— DATASET CONTENT —
──────────────────────────────
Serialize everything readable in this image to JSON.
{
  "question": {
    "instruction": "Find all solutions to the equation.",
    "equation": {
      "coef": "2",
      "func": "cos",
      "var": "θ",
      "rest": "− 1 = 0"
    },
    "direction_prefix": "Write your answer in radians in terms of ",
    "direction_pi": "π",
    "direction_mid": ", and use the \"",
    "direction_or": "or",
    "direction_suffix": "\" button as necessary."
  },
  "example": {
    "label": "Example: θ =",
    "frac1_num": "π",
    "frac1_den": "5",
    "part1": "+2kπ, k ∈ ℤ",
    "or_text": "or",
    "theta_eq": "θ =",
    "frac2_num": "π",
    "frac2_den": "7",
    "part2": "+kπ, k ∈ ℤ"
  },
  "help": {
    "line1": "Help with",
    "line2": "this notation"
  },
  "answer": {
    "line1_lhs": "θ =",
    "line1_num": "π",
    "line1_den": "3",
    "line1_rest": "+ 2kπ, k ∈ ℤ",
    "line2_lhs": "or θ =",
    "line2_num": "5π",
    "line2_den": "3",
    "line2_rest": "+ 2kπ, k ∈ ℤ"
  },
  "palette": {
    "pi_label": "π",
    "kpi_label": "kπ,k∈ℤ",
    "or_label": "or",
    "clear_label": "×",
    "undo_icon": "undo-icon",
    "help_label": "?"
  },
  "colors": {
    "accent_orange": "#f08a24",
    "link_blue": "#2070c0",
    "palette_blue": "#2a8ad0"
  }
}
──────────────────────────────
Write out the complete set of records exactly as given.

Serialize everything readable in this image to JSON.
{
  "question": {
    "instruction": "Find all solutions to the equation.",
    "equation": {
      "coef": "2",
      "func": "cos",
      "var": "θ",
      "rest": "− 1 = 0"
    },
    "direction_prefix": "Write your answer in radians in terms of ",
    "direction_pi": "π",
    "direction_mid": ", and use the \"",
    "direction_or": "or",
    "direction_suffix": "\" button as necessary."
  },
  "example": {
    "label": "Example: θ =",
    "frac1_num": "π",
    "frac1_den": "5",
    "part1": "+2kπ, k ∈ ℤ",
    "or_text": "or",
    "theta_eq": "θ =",
    "frac2_num": "π",
    "frac2_den": "7",
    "part2": "+kπ, k ∈ ℤ"
  },
  "help": {
    "line1": "Help with",
    "line2": "this notation"
  },
  "answer": {
    "line1_lhs": "θ =",
    "line1_num": "π",
    "line1_den": "3",
    "line1_rest": "+ 2kπ, k ∈ ℤ",
    "line2_lhs": "or θ =",
    "line2_num": "5π",
    "line2_den": "3",
    "line2_rest": "+ 2kπ, k ∈ ℤ"
  },
  "palette": {
    "pi_label": "π",
    "kpi_label": "kπ,k∈ℤ",
    "or_label": "or",
    "clear_label": "×",
    "undo_icon": "undo-icon",
    "help_label": "?"
  },
  "colors": {
    "accent_orange": "#f08a24",
    "link_blue": "#2070c0",
    "palette_blue": "#2a8ad0"
  }
}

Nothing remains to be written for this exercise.